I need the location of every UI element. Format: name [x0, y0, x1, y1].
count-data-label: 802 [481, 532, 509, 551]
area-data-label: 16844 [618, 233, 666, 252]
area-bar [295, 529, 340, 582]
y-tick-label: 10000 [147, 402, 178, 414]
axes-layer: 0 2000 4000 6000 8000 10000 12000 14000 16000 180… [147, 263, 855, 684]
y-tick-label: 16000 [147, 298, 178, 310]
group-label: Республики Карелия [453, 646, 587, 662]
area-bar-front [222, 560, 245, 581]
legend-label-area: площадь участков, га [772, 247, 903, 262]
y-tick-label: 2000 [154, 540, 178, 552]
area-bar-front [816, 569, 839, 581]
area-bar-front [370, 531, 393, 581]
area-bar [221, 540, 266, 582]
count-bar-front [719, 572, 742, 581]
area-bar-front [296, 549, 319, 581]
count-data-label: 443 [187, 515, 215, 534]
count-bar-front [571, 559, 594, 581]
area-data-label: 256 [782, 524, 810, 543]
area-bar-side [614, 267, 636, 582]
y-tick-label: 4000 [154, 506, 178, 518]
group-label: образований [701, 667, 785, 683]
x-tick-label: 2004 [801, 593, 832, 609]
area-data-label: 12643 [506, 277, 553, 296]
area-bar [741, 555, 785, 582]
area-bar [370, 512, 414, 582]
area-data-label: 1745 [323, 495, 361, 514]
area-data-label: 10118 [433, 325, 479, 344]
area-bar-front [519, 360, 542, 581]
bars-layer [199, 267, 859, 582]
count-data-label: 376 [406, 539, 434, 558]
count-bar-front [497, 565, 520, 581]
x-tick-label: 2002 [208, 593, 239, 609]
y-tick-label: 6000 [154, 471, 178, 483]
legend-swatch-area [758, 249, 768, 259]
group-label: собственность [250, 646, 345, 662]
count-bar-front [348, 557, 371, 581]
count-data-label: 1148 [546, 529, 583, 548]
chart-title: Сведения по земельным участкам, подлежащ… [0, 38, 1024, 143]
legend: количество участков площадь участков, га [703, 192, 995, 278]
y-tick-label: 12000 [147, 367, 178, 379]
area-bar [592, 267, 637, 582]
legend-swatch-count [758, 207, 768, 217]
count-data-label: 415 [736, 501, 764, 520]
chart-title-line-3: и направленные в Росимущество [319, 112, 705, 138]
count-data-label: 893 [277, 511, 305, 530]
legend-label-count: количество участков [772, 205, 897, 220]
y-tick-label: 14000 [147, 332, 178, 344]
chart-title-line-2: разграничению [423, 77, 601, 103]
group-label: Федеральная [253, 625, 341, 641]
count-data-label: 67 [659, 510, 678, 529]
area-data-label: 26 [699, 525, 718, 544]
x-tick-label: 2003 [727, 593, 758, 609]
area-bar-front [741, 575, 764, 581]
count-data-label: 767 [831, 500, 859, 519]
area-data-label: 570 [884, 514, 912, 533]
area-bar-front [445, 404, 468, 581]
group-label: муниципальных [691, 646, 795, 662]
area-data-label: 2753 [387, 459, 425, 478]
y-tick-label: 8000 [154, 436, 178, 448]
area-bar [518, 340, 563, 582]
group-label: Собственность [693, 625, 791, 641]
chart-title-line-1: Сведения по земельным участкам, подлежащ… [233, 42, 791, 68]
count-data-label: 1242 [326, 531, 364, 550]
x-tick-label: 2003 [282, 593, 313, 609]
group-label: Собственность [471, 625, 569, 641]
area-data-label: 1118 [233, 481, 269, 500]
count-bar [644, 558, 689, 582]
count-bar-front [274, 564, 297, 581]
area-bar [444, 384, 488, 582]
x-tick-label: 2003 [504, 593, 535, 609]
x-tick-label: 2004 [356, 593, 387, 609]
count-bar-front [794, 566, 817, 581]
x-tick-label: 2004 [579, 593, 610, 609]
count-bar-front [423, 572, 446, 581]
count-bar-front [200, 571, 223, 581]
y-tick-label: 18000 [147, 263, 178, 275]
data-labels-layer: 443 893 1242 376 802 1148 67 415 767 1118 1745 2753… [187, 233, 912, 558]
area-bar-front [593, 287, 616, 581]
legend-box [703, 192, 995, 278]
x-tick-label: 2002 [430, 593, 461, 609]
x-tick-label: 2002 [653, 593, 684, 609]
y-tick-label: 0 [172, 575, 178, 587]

★ ★ ★ ★ ★ ★ ★

◆ Exercise goal ◆
Reproduce all of the rows above verbatim, in the same order, without altering a single character.

◆ Exercise response ◆
I need the location of every UI element. Format: name [x0, y0, x1, y1].
count-data-label: 802 [481, 532, 509, 551]
area-data-label: 16844 [618, 233, 666, 252]
area-bar [295, 529, 340, 582]
y-tick-label: 10000 [147, 402, 178, 414]
axes-layer: 0 2000 4000 6000 8000 10000 12000 14000 16000 180… [147, 263, 855, 684]
y-tick-label: 16000 [147, 298, 178, 310]
group-label: Республики Карелия [453, 646, 587, 662]
area-bar-front [222, 560, 245, 581]
legend-label-area: площадь участков, га [772, 247, 903, 262]
y-tick-label: 2000 [154, 540, 178, 552]
area-bar-front [816, 569, 839, 581]
area-bar-front [370, 531, 393, 581]
area-bar [221, 540, 266, 582]
count-bar-front [719, 572, 742, 581]
area-bar-front [296, 549, 319, 581]
count-data-label: 443 [187, 515, 215, 534]
count-bar-front [571, 559, 594, 581]
area-data-label: 256 [782, 524, 810, 543]
area-bar-side [614, 267, 636, 582]
y-tick-label: 4000 [154, 506, 178, 518]
group-label: образований [701, 667, 785, 683]
x-tick-label: 2004 [801, 593, 832, 609]
area-data-label: 12643 [506, 277, 553, 296]
area-bar [741, 555, 785, 582]
area-bar [370, 512, 414, 582]
area-data-label: 1745 [323, 495, 361, 514]
area-data-label: 10118 [433, 325, 479, 344]
area-bar-front [519, 360, 542, 581]
bars-layer [199, 267, 859, 582]
count-data-label: 376 [406, 539, 434, 558]
count-bar-front [497, 565, 520, 581]
x-tick-label: 2002 [208, 593, 239, 609]
y-tick-label: 6000 [154, 471, 178, 483]
legend-swatch-area [758, 249, 768, 259]
group-label: собственность [250, 646, 345, 662]
count-bar-front [348, 557, 371, 581]
count-data-label: 1148 [546, 529, 583, 548]
chart-title: Сведения по земельным участкам, подлежащ… [0, 38, 1024, 143]
legend: количество участков площадь участков, га [703, 192, 995, 278]
y-tick-label: 12000 [147, 367, 178, 379]
area-bar [592, 267, 637, 582]
legend-swatch-count [758, 207, 768, 217]
count-data-label: 415 [736, 501, 764, 520]
chart-title-line-3: и направленные в Росимущество [319, 112, 705, 138]
count-data-label: 893 [277, 511, 305, 530]
legend-label-count: количество участков [772, 205, 897, 220]
y-tick-label: 14000 [147, 332, 178, 344]
chart-title-line-2: разграничению [423, 77, 601, 103]
group-label: Федеральная [253, 625, 341, 641]
count-data-label: 67 [659, 510, 678, 529]
area-data-label: 26 [699, 525, 718, 544]
x-tick-label: 2003 [727, 593, 758, 609]
area-bar-front [741, 575, 764, 581]
count-data-label: 767 [831, 500, 859, 519]
area-data-label: 570 [884, 514, 912, 533]
area-bar-front [445, 404, 468, 581]
group-label: муниципальных [691, 646, 795, 662]
area-data-label: 2753 [387, 459, 425, 478]
y-tick-label: 8000 [154, 436, 178, 448]
area-bar [518, 340, 563, 582]
group-label: Собственность [693, 625, 791, 641]
chart-title-line-1: Сведения по земельным участкам, подлежащ… [233, 42, 791, 68]
count-data-label: 1242 [326, 531, 364, 550]
x-tick-label: 2003 [282, 593, 313, 609]
group-label: Собственность [471, 625, 569, 641]
area-data-label: 1118 [233, 481, 269, 500]
count-bar [644, 558, 689, 582]
count-bar-front [274, 564, 297, 581]
area-bar [444, 384, 488, 582]
x-tick-label: 2003 [504, 593, 535, 609]
x-tick-label: 2004 [356, 593, 387, 609]
count-bar-front [794, 566, 817, 581]
x-tick-label: 2004 [579, 593, 610, 609]
count-bar-front [423, 572, 446, 581]
count-bar-front [200, 571, 223, 581]
y-tick-label: 18000 [147, 263, 178, 275]
data-labels-layer: 443 893 1242 376 802 1148 67 415 767 1118 1745 2753… [187, 233, 912, 558]
area-bar-front [593, 287, 616, 581]
legend-box [703, 192, 995, 278]
x-tick-label: 2002 [430, 593, 461, 609]
x-tick-label: 2002 [653, 593, 684, 609]
y-tick-label: 0 [172, 575, 178, 587]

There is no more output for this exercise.